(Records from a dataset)
** START **

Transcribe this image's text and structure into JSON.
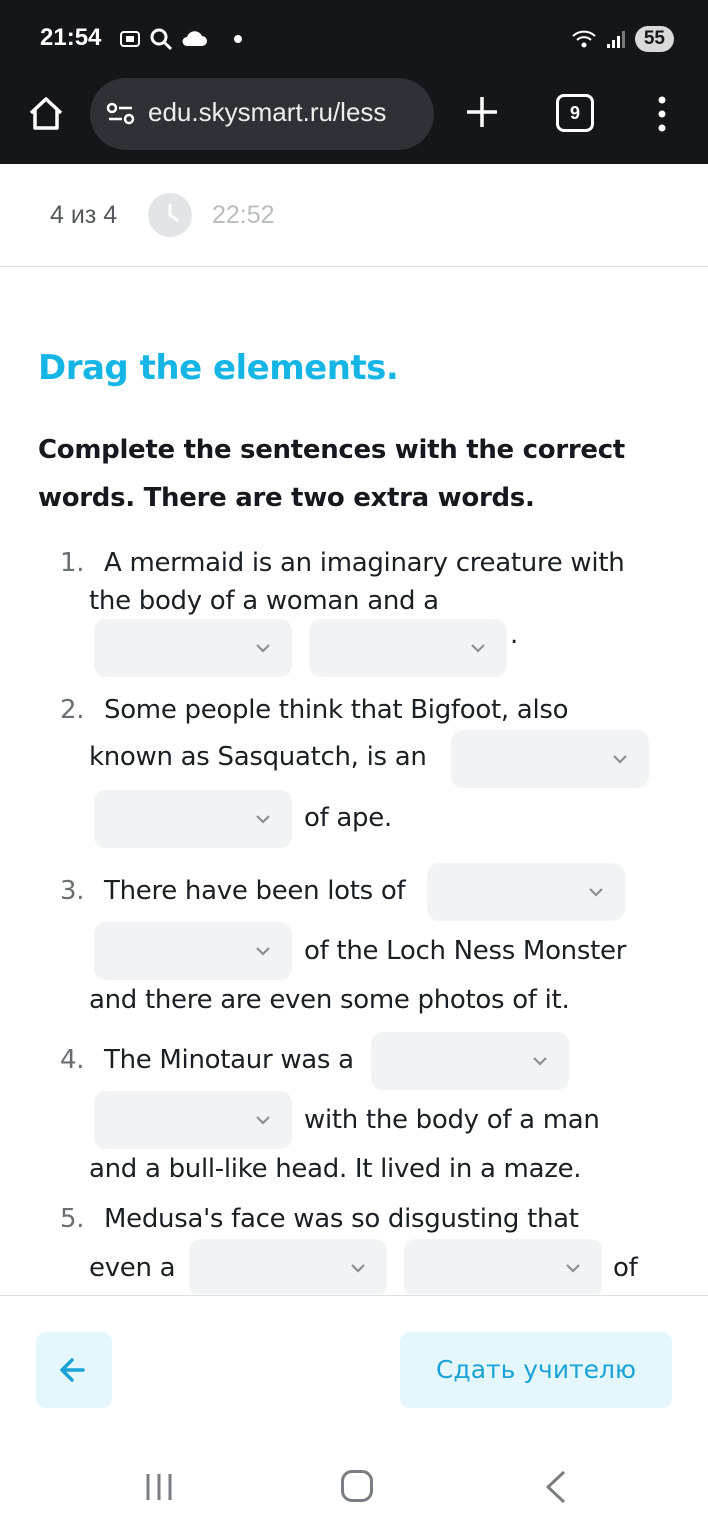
{
  "status_bar": {
    "time": "21:54",
    "battery": "55",
    "icons": [
      "screenshot-icon",
      "search-icon",
      "cloud-icon",
      "notification-dot",
      "wifi-icon",
      "signal-icon"
    ]
  },
  "browser": {
    "url": "edu.skysmart.ru/less",
    "tab_count": "9"
  },
  "progress": {
    "label": "4 из 4",
    "timer": "22:52"
  },
  "task": {
    "title": "Drag the elements.",
    "instructions": "Complete the sentences with the correct words. There are two extra words."
  },
  "questions": [
    {
      "num": "1.",
      "lines": [
        "A mermaid is an imaginary creature with",
        "the body of a woman and a",
        "."
      ]
    },
    {
      "num": "2.",
      "lines": [
        "Some people think that Bigfoot, also",
        "known as Sasquatch, is an",
        "of ape."
      ]
    },
    {
      "num": "3.",
      "lines": [
        "There have been lots of",
        "of the Loch Ness Monster",
        "and there are even some photos of it."
      ]
    },
    {
      "num": "4.",
      "lines": [
        "The Minotaur was a",
        "with the body of a man",
        "and a bull-like head. It lived in a maze."
      ]
    },
    {
      "num": "5.",
      "lines": [
        "Medusa's face was so disgusting that",
        "even a",
        "of"
      ]
    }
  ],
  "actions": {
    "submit_label": "Сдать учителю"
  },
  "colors": {
    "accent": "#15b5e6",
    "button_bg": "#e4f7fd",
    "dropdown_bg": "#f1f3f5",
    "dark_bar": "#141619"
  }
}
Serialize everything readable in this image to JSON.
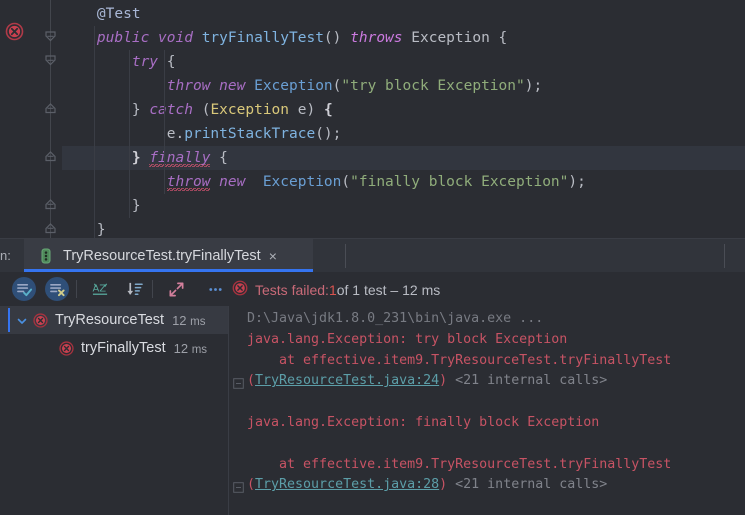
{
  "editor": {
    "lines": [
      {
        "indent": 4,
        "tokens": [
          {
            "t": "@Test",
            "c": "annot"
          }
        ]
      },
      {
        "indent": 4,
        "tokens": [
          {
            "t": "public",
            "c": "kw"
          },
          {
            "t": " ",
            "c": "punc"
          },
          {
            "t": "void",
            "c": "kw"
          },
          {
            "t": " ",
            "c": "punc"
          },
          {
            "t": "tryFinallyTest",
            "c": "mth"
          },
          {
            "t": "() ",
            "c": "punc"
          },
          {
            "t": "throws",
            "c": "kw2"
          },
          {
            "t": " ",
            "c": "punc"
          },
          {
            "t": "Exception",
            "c": "ident"
          },
          {
            "t": " {",
            "c": "punc"
          }
        ]
      },
      {
        "indent": 8,
        "tokens": [
          {
            "t": "try",
            "c": "kw"
          },
          {
            "t": " {",
            "c": "punc"
          }
        ]
      },
      {
        "indent": 12,
        "tokens": [
          {
            "t": "throw",
            "c": "kw"
          },
          {
            "t": " ",
            "c": "punc"
          },
          {
            "t": "new",
            "c": "kw"
          },
          {
            "t": " ",
            "c": "punc"
          },
          {
            "t": "Exception",
            "c": "type"
          },
          {
            "t": "(",
            "c": "punc"
          },
          {
            "t": "\"try block Exception\"",
            "c": "str"
          },
          {
            "t": ");",
            "c": "punc"
          }
        ]
      },
      {
        "indent": 8,
        "tokens": [
          {
            "t": "} ",
            "c": "punc"
          },
          {
            "t": "catch",
            "c": "kw"
          },
          {
            "t": " (",
            "c": "punc"
          },
          {
            "t": "Exception",
            "c": "typey"
          },
          {
            "t": " e) ",
            "c": "punc"
          },
          {
            "t": "{",
            "c": "brace-hl"
          }
        ]
      },
      {
        "indent": 12,
        "tokens": [
          {
            "t": "e",
            "c": "ident"
          },
          {
            "t": ".",
            "c": "punc"
          },
          {
            "t": "printStackTrace",
            "c": "mth"
          },
          {
            "t": "();",
            "c": "punc"
          }
        ]
      },
      {
        "indent": 8,
        "tokens": [
          {
            "t": "}",
            "c": "brace-hl"
          },
          {
            "t": " ",
            "c": "punc"
          },
          {
            "t": "finally",
            "c": "kw squig"
          },
          {
            "t": " {",
            "c": "punc"
          }
        ]
      },
      {
        "indent": 12,
        "tokens": [
          {
            "t": "throw",
            "c": "kw squig"
          },
          {
            "t": " ",
            "c": "punc"
          },
          {
            "t": "new",
            "c": "kw"
          },
          {
            "t": "  ",
            "c": "punc"
          },
          {
            "t": "Exception",
            "c": "type"
          },
          {
            "t": "(",
            "c": "punc"
          },
          {
            "t": "\"finally block Exception\"",
            "c": "str"
          },
          {
            "t": ");",
            "c": "punc"
          }
        ]
      },
      {
        "indent": 8,
        "tokens": [
          {
            "t": "}",
            "c": "punc"
          }
        ]
      },
      {
        "indent": 4,
        "tokens": [
          {
            "t": "}",
            "c": "punc"
          }
        ]
      }
    ],
    "highlighted_line_index": 6,
    "gutter": {
      "run_marker_icon": "run-test-failed-icon",
      "fold_icons": [
        "fold-collapse-icon",
        "fold-collapse-icon",
        "fold-region-icon",
        "fold-region-icon",
        "fold-region-icon",
        "fold-region-icon"
      ]
    }
  },
  "tabbar": {
    "run_label": "n:",
    "tab": {
      "icon": "test-method-icon",
      "title": "TryResourceTest.tryFinallyTest",
      "close": "×"
    }
  },
  "toolbar": {
    "buttons": [
      {
        "name": "show-passed-toggle",
        "icon": "list-check-icon",
        "active": true
      },
      {
        "name": "hide-ignored-toggle",
        "icon": "list-x-icon",
        "active": true
      },
      {
        "name": "sort-alphabetically-button",
        "icon": "sort-az-icon",
        "active": false
      },
      {
        "name": "sort-by-duration-button",
        "icon": "sort-duration-icon",
        "active": false
      },
      {
        "name": "expand-all-button",
        "icon": "expand-arrows-icon",
        "active": false
      },
      {
        "name": "more-options-button",
        "icon": "ellipsis-icon",
        "active": false
      }
    ],
    "status": {
      "icon": "error-circle-icon",
      "prefix": "Tests failed: ",
      "failed_count": "1",
      "suffix": " of 1 test – 12 ms"
    }
  },
  "tree": {
    "rows": [
      {
        "indent": 0,
        "expanded": true,
        "selected": true,
        "chevron": "chevron-down-icon",
        "icon": "test-failed-icon",
        "label": "TryResourceTest",
        "time": "12",
        "unit": "ms"
      },
      {
        "indent": 1,
        "expanded": false,
        "selected": false,
        "chevron": "",
        "icon": "test-failed-icon",
        "label": "tryFinallyTest",
        "time": "12",
        "unit": "ms"
      }
    ]
  },
  "console": {
    "lines": [
      {
        "segments": [
          {
            "t": "D:\\Java\\jdk1.8.0_231\\bin\\java.exe ...",
            "c": "c-dim"
          }
        ]
      },
      {
        "segments": [
          {
            "t": "java.lang.Exception: try block Exception",
            "c": "c-err"
          }
        ]
      },
      {
        "segments": [
          {
            "t": "    at effective.item9.TryResourceTest.tryFinallyTest",
            "c": "c-err"
          }
        ]
      },
      {
        "segments": [
          {
            "t": "(",
            "c": "c-err"
          },
          {
            "t": "TryResourceTest.java:24",
            "c": "c-link"
          },
          {
            "t": ") ",
            "c": "c-err"
          },
          {
            "t": "<21 internal calls>",
            "c": "c-gray"
          }
        ],
        "fold": true
      },
      {
        "segments": [
          {
            "t": "",
            "c": "c-err"
          }
        ]
      },
      {
        "segments": [
          {
            "t": "java.lang.Exception: finally block Exception",
            "c": "c-err"
          }
        ]
      },
      {
        "segments": [
          {
            "t": "",
            "c": "c-err"
          }
        ]
      },
      {
        "segments": [
          {
            "t": "    at effective.item9.TryResourceTest.tryFinallyTest",
            "c": "c-err"
          }
        ]
      },
      {
        "segments": [
          {
            "t": "(",
            "c": "c-err"
          },
          {
            "t": "TryResourceTest.java:28",
            "c": "c-link"
          },
          {
            "t": ") ",
            "c": "c-err"
          },
          {
            "t": "<21 internal calls>",
            "c": "c-gray"
          }
        ],
        "fold": true
      }
    ]
  },
  "colors": {
    "background": "#2b2d33",
    "tab_accent": "#3574f0",
    "error_red": "#c75364",
    "link_teal": "#5c9ea8",
    "string_green": "#90ad7b",
    "keyword_purple": "#a86ec4"
  }
}
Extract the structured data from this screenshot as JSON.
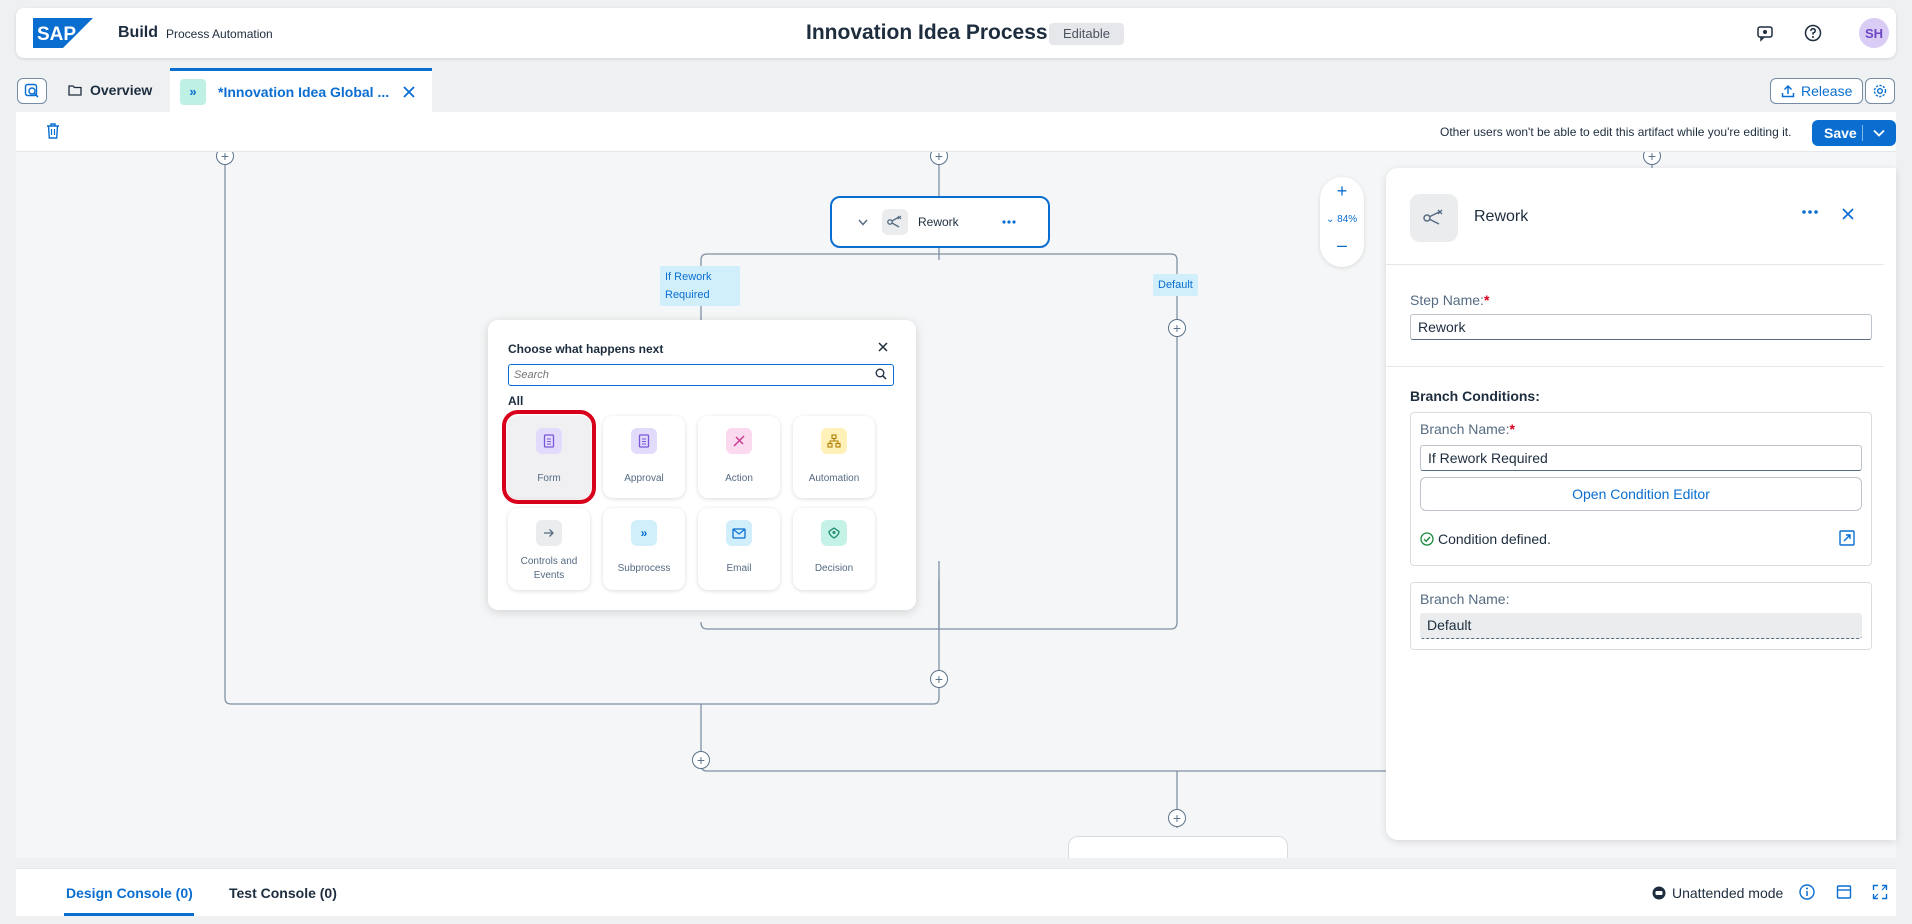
{
  "shell": {
    "logo": "SAP",
    "brand": "Build",
    "product": "Process Automation",
    "title": "Innovation Idea Process",
    "badge": "Editable",
    "avatar_initials": "SH"
  },
  "tabs": {
    "overview": "Overview",
    "active_tab": "*Innovation Idea Global ...",
    "release": "Release"
  },
  "toolbar": {
    "lock_message": "Other users won't be able to edit this artifact while you're editing it.",
    "save": "Save"
  },
  "canvas": {
    "node_label": "Rework",
    "branch_1": "If Rework Required",
    "branch_2": "Default",
    "zoom": "84%"
  },
  "popover": {
    "title": "Choose what happens next",
    "search_placeholder": "Search",
    "group": "All",
    "tiles": [
      {
        "label": "Form",
        "icon": "form-icon",
        "color": "#e3dbfb"
      },
      {
        "label": "Approval",
        "icon": "approval-icon",
        "color": "#e3dbfb"
      },
      {
        "label": "Action",
        "icon": "action-icon",
        "color": "#fbd9ef"
      },
      {
        "label": "Automation",
        "icon": "automation-icon",
        "color": "#fff1b8"
      },
      {
        "label": "Controls and Events",
        "icon": "arrow-right-icon",
        "color": "#eaecee"
      },
      {
        "label": "Subprocess",
        "icon": "subprocess-icon",
        "color": "#d1effa"
      },
      {
        "label": "Email",
        "icon": "email-icon",
        "color": "#d1effa"
      },
      {
        "label": "Decision",
        "icon": "decision-icon",
        "color": "#c5f2e6"
      }
    ],
    "selected_tile": "Form"
  },
  "panel": {
    "title": "Rework",
    "step_name_label": "Step Name:",
    "step_name_value": "Rework",
    "branch_conditions_title": "Branch Conditions:",
    "branch_name_label": "Branch Name:",
    "branch_1_value": "If Rework Required",
    "open_condition_editor": "Open Condition Editor",
    "condition_status": "Condition defined.",
    "branch_2_value": "Default"
  },
  "console": {
    "design_tab": "Design Console (0)",
    "test_tab": "Test Console (0)",
    "mode": "Unattended mode"
  },
  "colors": {
    "accent": "#0a6ed1",
    "highlight": "#d9001b"
  }
}
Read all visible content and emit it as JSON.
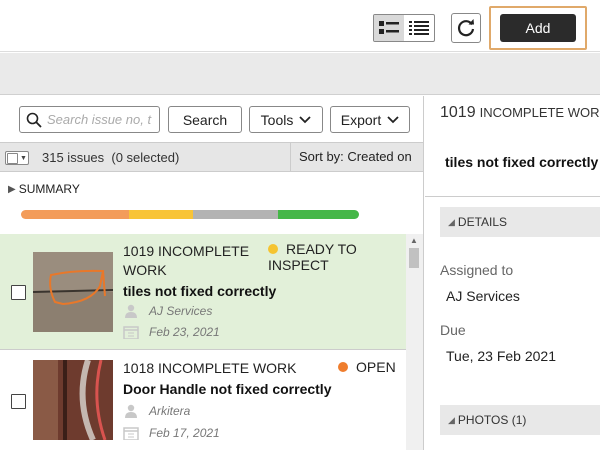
{
  "toolbar": {
    "add_label": "Add",
    "list_view_icon": "list-detail-icon",
    "compact_view_icon": "list-compact-icon",
    "refresh_icon": "refresh-icon"
  },
  "list_toolbar": {
    "search_placeholder": "Search issue no, t",
    "search_button": "Search",
    "tools_button": "Tools",
    "export_button": "Export"
  },
  "list_header": {
    "count_text": "315 issues",
    "selected_text": "(0 selected)",
    "sort_label": "Sort by: Created on"
  },
  "summary": {
    "label": "SUMMARY",
    "progress": [
      {
        "color": "#f39c5a",
        "fraction": 0.32
      },
      {
        "color": "#f8c437",
        "fraction": 0.19
      },
      {
        "color": "#b3b3b3",
        "fraction": 0.25
      },
      {
        "color": "#45b748",
        "fraction": 0.24
      }
    ]
  },
  "issues": [
    {
      "title": "1019 INCOMPLETE WORK",
      "status": "READY TO INSPECT",
      "status_color": "#f5c431",
      "description": "tiles not fixed correctly",
      "assignee": "AJ Services",
      "date": "Feb 23, 2021",
      "selected": true
    },
    {
      "title": "1018 INCOMPLETE WORK",
      "status": "OPEN",
      "status_color": "#ef7d2d",
      "description": "Door Handle not fixed correctly",
      "assignee": "Arkitera",
      "date": "Feb 17, 2021",
      "selected": false
    }
  ],
  "detail": {
    "number": "1019",
    "type": "INCOMPLETE WORK",
    "description": "tiles not fixed correctly",
    "details_header": "DETAILS",
    "assigned_label": "Assigned to",
    "assigned_value": "AJ Services",
    "due_label": "Due",
    "due_value": "Tue, 23 Feb 2021",
    "photos_header": "PHOTOS (1)"
  }
}
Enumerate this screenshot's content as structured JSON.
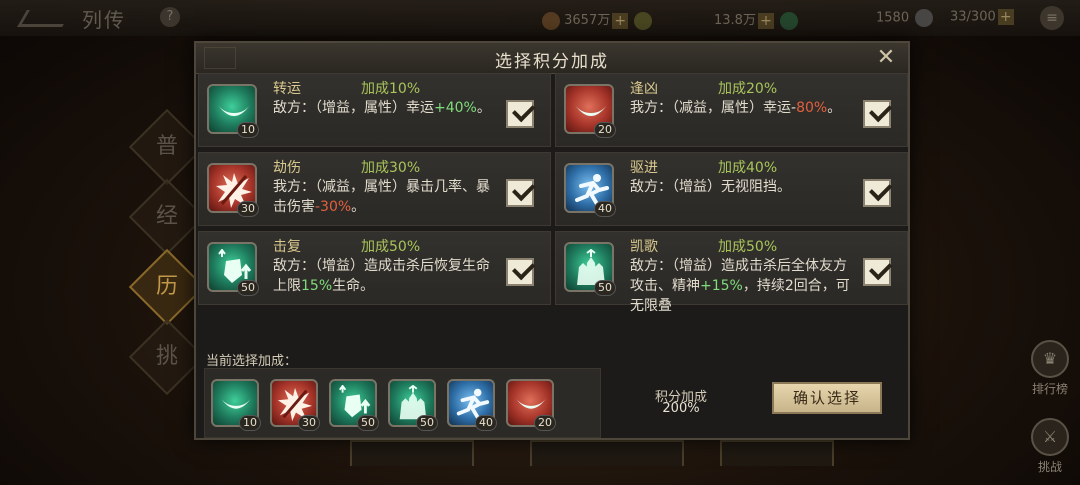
{
  "background": {
    "title": "列传",
    "help_icon_glyph": "?",
    "resource_1": "3657万",
    "resource_2": "13.8万",
    "resource_3": "1580",
    "resource_4": "33/300",
    "side_tabs": [
      "普",
      "经",
      "历",
      "挑"
    ],
    "right_buttons": [
      "排行榜",
      "挑战"
    ],
    "bottom_buttons": [
      "",
      "",
      ""
    ]
  },
  "dialog": {
    "title": "选择积分加成",
    "close_glyph": "✕",
    "cards": [
      {
        "name": "转运",
        "bonus": "加成10%",
        "desc_prefix": "敌方：（增益，属性）幸运",
        "desc_highlight": "+40%",
        "desc_suffix": "。",
        "count": "10",
        "checked": true,
        "color": "green",
        "icon": "horn-icon"
      },
      {
        "name": "逢凶",
        "bonus": "加成20%",
        "desc_prefix": "我方：（减益，属性）幸运-",
        "desc_highlight": "80%",
        "desc_suffix": "。",
        "count": "20",
        "checked": true,
        "color": "red",
        "icon": "horn-icon"
      },
      {
        "name": "劫伤",
        "bonus": "加成30%",
        "desc_prefix": "我方：（减益，属性）暴击几率、暴击伤害",
        "desc_highlight": "-30%",
        "desc_suffix": "。",
        "count": "30",
        "checked": true,
        "color": "red",
        "icon": "burst-icon"
      },
      {
        "name": "驱进",
        "bonus": "加成40%",
        "desc_prefix": "敌方：（增益）无视阻挡。",
        "desc_highlight": "",
        "desc_suffix": "",
        "count": "40",
        "checked": true,
        "color": "blue",
        "icon": "runner-icon"
      },
      {
        "name": "击复",
        "bonus": "加成50%",
        "desc_prefix": "敌方：（增益）造成击杀后恢复生命上限",
        "desc_highlight": "15%",
        "desc_suffix": "生命。",
        "count": "50",
        "checked": true,
        "color": "green",
        "icon": "shield-up-icon"
      },
      {
        "name": "凯歌",
        "bonus": "加成50%",
        "desc_prefix": "敌方：（增益）造成击杀后全体友方攻击、精神",
        "desc_highlight": "+15%",
        "desc_suffix": "，持续2回合，可无限叠",
        "count": "50",
        "checked": true,
        "color": "green",
        "icon": "crowd-icon"
      }
    ],
    "selected_label": "当前选择加成：",
    "selected": [
      {
        "count": "10",
        "color": "green",
        "icon": "horn-icon"
      },
      {
        "count": "30",
        "color": "red",
        "icon": "burst-icon"
      },
      {
        "count": "50",
        "color": "green",
        "icon": "shield-up-icon"
      },
      {
        "count": "50",
        "color": "green",
        "icon": "crowd-icon"
      },
      {
        "count": "40",
        "color": "blue",
        "icon": "runner-icon"
      },
      {
        "count": "20",
        "color": "red",
        "icon": "horn-icon"
      }
    ],
    "points_label": "积分加成",
    "points_value": "200%",
    "confirm_label": "确认选择"
  },
  "colors": {
    "accent_gold": "#d9c98f",
    "bonus_green": "#a8c45a",
    "highlight_green": "#7fdc7a",
    "highlight_red": "#e0603e",
    "confirm_bg": "#e6d5ad"
  }
}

** END **

### Objective
Copy each line of the listing that holds the word "structured".

### Response to the exercise
Extract the structured data from this screenshot as JSON.
Enumerate this screenshot's content as structured JSON.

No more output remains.